::: Available data

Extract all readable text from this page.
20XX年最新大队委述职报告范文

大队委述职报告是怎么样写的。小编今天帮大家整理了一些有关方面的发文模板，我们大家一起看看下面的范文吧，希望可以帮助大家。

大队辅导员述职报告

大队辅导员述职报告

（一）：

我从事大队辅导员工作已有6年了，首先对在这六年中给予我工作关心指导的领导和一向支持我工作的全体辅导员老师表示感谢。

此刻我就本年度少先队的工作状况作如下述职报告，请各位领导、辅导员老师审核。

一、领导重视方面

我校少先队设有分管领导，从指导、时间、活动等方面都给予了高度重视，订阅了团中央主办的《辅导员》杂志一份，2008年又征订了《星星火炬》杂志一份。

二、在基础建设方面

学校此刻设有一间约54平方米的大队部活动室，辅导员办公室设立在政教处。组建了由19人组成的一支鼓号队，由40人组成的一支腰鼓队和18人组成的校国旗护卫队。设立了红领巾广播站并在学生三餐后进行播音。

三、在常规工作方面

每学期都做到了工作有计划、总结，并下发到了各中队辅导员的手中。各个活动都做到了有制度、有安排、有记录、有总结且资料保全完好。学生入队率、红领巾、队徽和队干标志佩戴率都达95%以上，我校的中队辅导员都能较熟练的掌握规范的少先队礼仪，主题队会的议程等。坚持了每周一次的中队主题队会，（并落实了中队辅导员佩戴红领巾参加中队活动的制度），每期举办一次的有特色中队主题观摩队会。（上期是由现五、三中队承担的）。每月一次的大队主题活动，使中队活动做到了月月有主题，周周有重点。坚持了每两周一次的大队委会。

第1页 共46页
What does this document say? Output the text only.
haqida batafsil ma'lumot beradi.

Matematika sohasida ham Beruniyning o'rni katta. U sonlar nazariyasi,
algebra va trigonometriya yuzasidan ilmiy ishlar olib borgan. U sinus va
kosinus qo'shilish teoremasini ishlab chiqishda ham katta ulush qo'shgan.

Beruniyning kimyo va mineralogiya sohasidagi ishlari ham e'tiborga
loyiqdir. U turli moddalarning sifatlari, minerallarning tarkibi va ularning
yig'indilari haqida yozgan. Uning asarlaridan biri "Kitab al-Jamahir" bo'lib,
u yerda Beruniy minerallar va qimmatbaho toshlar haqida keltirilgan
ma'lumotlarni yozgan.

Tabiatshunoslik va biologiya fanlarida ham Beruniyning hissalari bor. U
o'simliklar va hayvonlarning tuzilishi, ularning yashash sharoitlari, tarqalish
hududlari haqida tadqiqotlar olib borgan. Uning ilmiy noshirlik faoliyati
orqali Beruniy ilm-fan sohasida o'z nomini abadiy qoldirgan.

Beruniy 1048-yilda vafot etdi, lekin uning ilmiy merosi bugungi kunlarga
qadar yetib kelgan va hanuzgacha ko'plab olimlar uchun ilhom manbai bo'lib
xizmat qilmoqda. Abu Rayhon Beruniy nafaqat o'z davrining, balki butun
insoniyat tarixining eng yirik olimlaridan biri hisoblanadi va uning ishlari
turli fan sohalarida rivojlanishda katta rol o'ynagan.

::::::

[Problem statement]:
Review the material and copy each line in which the word "turli" appears.

[Exercise solution]:
loyiqdir. U turli moddalarning sifatlari, minerallarning tarkibi va ularning
turli fan sohalarida rivojlanishda katta rol o'ynagan.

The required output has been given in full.